* Start Text segment *
Artist cooperatives, like the online art shop Justseeds, offer an alternative model of business for artists burned out from going it alone. However, the benefits of organizing with other disparate creatives may not always be immediate or apparent, according to Justseeds cofounder Josh MacPhee.

“We live in this sort of gig/app-driven economy in which we are perpetually sold the benefits of acting as atomized individuals, while the costs of [such a system] are always invisibilized,” says MacPhee. “When young artists who are trying to pay rent and put food in their mouths see a super slick, well-organized and user-friendly interface like Etsy, and it appears on the surface that [these artists] get [to keep] 70 to 80 percent of the sales, they don’t see the benefit of joining a cooperative that is clunkier and takes more investment.”

An artist cooperative is a business, gallery space or studio that is owned and democratically controlled by its members. Justseeds is just that, and boasts 41 members both foreign and domestic, who sell their radical art prints on the company’s e-commerce website in a similar fashion to Etsy. However, in Justseeds’ cooperative model, every artist has a say in how the business operates.

“When we started [Justseeds], it was great because I only had to be 1/16th of an entrepreneur. Now I’m just 1/41st of an entrepreneur. That means I’ll have more time to make art and do the things I want to do with my life,” says MacPhee. “That’s the real appeal, because as an artist, you don’t really want to be an entrepreneur; you don’t want to be an individual biopolitical, economic machine.”
* End Text segment *
* Start Data entries *
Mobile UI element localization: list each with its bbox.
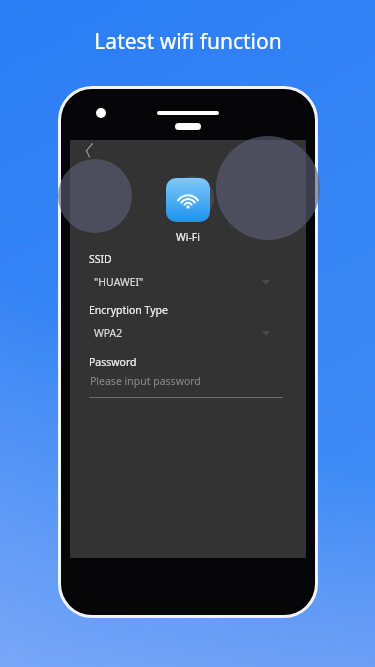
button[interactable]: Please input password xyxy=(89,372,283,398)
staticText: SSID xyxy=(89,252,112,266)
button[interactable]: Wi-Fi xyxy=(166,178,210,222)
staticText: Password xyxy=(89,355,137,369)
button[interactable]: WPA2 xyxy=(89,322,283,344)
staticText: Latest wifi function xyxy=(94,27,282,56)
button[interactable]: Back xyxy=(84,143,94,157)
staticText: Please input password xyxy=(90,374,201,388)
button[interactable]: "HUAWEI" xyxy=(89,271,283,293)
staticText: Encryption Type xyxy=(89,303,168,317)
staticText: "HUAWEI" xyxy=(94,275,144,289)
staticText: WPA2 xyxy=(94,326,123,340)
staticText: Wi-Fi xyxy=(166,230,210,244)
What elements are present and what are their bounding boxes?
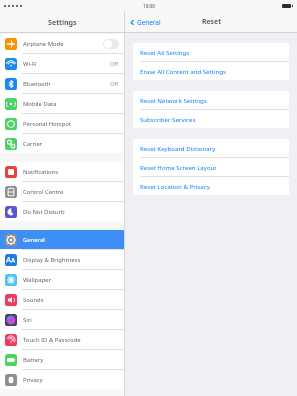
* End Data entries *
* Start Data entries *
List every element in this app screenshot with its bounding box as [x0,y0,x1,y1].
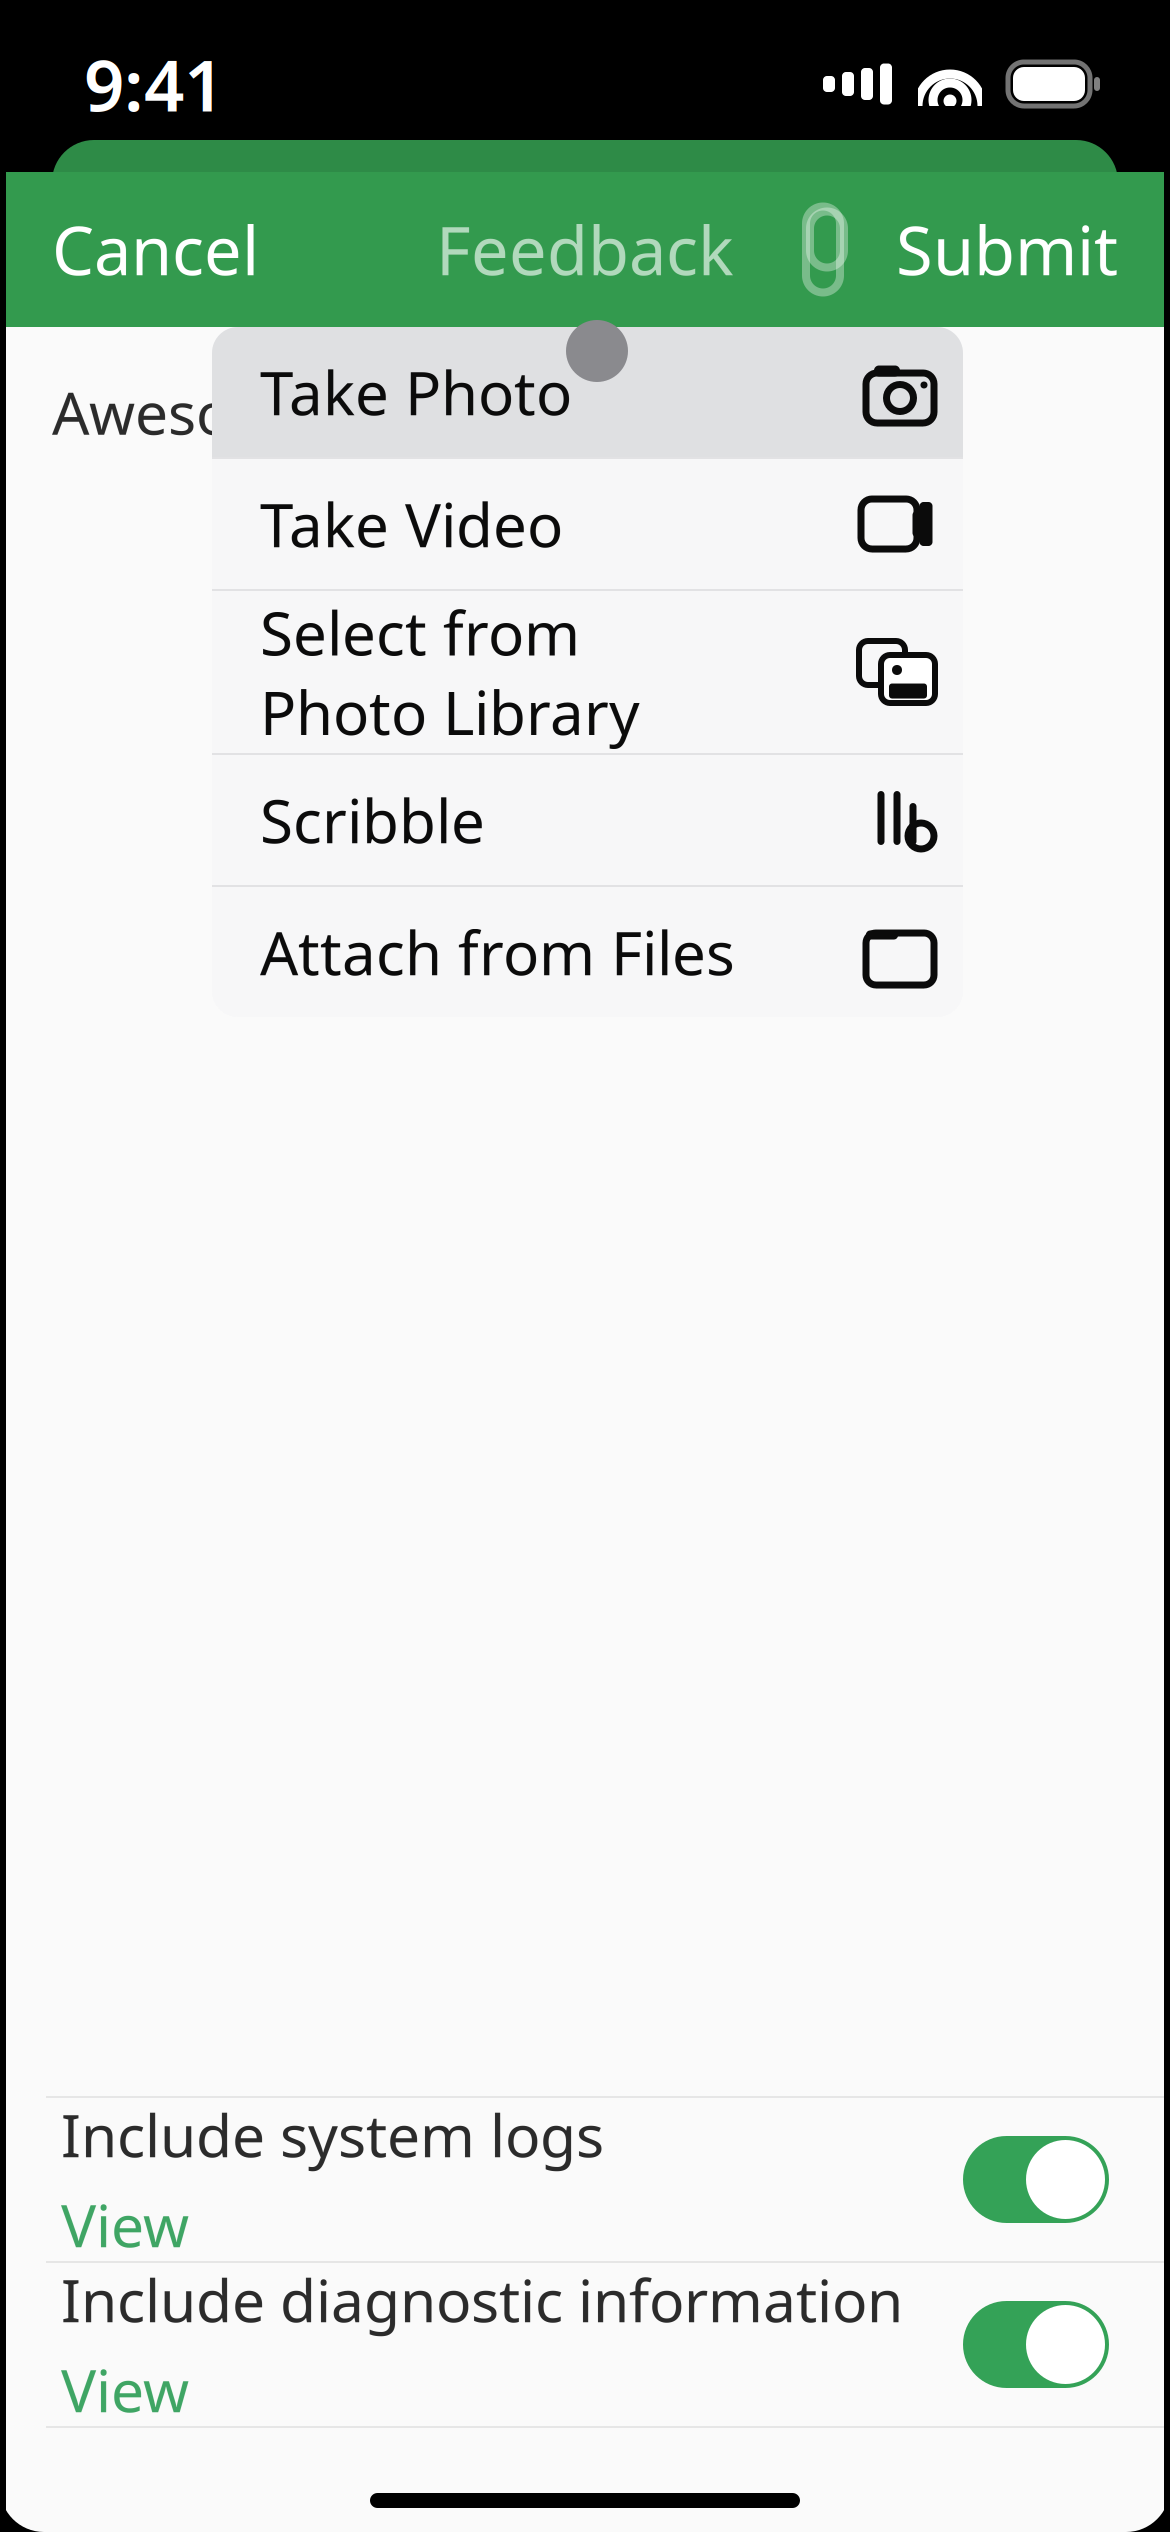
* End Data entries *
### Required task:
Answer these from the text on artist cooperatives:
(a) How many members does Justseeds have?
(b) What percentage of sales does it appear on the surface that artists get to keep on Etsy?
(c) What fraction of an entrepreneur did MacPhee say he had to be when Justseeds started?
The rows were drawn from a different source than the text.

### Result for this exercise:
(a) 41
(b) 70 to 80 percent
(c) 1/16th